(Records from a data collection)

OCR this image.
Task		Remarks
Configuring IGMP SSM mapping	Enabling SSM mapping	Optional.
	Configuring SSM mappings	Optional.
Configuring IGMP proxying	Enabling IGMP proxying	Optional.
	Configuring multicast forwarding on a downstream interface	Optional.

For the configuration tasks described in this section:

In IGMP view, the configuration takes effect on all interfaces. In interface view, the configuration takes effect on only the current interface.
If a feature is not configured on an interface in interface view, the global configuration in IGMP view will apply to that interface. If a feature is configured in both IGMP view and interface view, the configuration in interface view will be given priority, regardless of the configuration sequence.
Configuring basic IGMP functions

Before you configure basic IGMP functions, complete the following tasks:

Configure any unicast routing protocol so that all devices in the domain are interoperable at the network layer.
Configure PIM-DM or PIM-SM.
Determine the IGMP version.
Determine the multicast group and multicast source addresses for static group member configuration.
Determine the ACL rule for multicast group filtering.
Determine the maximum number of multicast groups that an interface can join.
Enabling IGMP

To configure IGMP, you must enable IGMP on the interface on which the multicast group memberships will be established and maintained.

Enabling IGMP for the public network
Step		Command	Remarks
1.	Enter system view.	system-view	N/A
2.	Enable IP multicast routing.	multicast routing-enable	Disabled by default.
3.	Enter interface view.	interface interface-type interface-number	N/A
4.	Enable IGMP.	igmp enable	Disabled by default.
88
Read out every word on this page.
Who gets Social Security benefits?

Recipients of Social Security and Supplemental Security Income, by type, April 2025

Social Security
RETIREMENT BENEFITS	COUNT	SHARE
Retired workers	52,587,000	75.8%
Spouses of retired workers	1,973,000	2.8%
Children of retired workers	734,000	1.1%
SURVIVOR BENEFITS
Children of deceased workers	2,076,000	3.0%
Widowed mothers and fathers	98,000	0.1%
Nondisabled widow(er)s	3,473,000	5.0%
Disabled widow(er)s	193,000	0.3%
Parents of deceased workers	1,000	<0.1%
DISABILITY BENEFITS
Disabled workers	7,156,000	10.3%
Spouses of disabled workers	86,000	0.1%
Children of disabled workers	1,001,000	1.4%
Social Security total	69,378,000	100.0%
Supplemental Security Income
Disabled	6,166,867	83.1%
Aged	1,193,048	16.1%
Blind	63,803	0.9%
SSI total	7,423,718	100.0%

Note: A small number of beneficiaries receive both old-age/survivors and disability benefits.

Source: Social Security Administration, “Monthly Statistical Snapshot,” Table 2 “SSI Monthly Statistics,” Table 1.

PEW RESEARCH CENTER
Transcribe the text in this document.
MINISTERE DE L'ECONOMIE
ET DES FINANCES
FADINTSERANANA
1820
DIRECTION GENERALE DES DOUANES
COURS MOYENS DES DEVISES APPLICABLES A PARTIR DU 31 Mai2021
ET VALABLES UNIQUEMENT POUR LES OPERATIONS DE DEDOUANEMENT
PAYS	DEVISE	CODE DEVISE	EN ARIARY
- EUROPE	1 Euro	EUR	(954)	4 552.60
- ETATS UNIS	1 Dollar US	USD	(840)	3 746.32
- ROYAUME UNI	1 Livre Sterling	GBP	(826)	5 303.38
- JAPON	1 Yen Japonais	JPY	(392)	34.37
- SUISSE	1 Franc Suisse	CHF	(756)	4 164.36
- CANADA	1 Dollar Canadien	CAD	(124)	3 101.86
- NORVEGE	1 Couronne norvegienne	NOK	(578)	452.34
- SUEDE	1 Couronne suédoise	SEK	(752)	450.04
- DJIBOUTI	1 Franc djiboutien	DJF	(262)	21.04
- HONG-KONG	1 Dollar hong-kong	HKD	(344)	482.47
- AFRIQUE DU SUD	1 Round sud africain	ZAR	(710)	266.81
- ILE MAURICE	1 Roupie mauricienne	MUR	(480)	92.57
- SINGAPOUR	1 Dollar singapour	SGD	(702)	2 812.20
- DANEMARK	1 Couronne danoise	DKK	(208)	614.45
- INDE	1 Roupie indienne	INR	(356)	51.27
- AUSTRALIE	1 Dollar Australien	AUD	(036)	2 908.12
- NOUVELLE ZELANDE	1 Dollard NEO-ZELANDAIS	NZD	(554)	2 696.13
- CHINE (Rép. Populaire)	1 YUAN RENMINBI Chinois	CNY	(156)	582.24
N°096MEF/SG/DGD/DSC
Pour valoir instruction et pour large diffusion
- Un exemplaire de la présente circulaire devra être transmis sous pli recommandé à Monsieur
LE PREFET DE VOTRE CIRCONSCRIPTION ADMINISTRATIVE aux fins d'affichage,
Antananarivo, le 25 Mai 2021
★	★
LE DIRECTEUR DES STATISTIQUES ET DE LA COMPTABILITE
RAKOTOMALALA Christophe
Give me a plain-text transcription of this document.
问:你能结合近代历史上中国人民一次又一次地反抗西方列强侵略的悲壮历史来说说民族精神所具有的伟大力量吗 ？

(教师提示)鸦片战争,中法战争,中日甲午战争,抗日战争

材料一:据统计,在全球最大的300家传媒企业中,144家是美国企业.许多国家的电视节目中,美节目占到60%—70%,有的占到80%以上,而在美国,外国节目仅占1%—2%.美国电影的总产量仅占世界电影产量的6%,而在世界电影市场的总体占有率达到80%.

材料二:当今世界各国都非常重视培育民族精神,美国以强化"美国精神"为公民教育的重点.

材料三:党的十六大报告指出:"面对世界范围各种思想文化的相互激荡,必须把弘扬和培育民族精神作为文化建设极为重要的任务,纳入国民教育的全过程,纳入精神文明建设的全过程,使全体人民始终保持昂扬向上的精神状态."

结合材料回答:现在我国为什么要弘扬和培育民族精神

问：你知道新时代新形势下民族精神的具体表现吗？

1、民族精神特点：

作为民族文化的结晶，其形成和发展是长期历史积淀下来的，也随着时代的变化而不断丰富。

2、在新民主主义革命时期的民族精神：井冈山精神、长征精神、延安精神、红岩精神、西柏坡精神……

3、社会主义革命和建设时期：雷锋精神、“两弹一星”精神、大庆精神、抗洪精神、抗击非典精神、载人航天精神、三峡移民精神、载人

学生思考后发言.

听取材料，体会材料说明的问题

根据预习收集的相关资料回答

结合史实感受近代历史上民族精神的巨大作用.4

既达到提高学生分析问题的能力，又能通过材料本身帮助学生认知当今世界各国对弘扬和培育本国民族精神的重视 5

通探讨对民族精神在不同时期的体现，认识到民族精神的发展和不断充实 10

| Instructions to follow |
Show every line in the entries where the string "default" occurs.

| Complete response |
2.	Enable IP multicast routing.	multicast routing-enable	Disabled by default.
4.	Enable IGMP.	igmp enable	Disabled by default.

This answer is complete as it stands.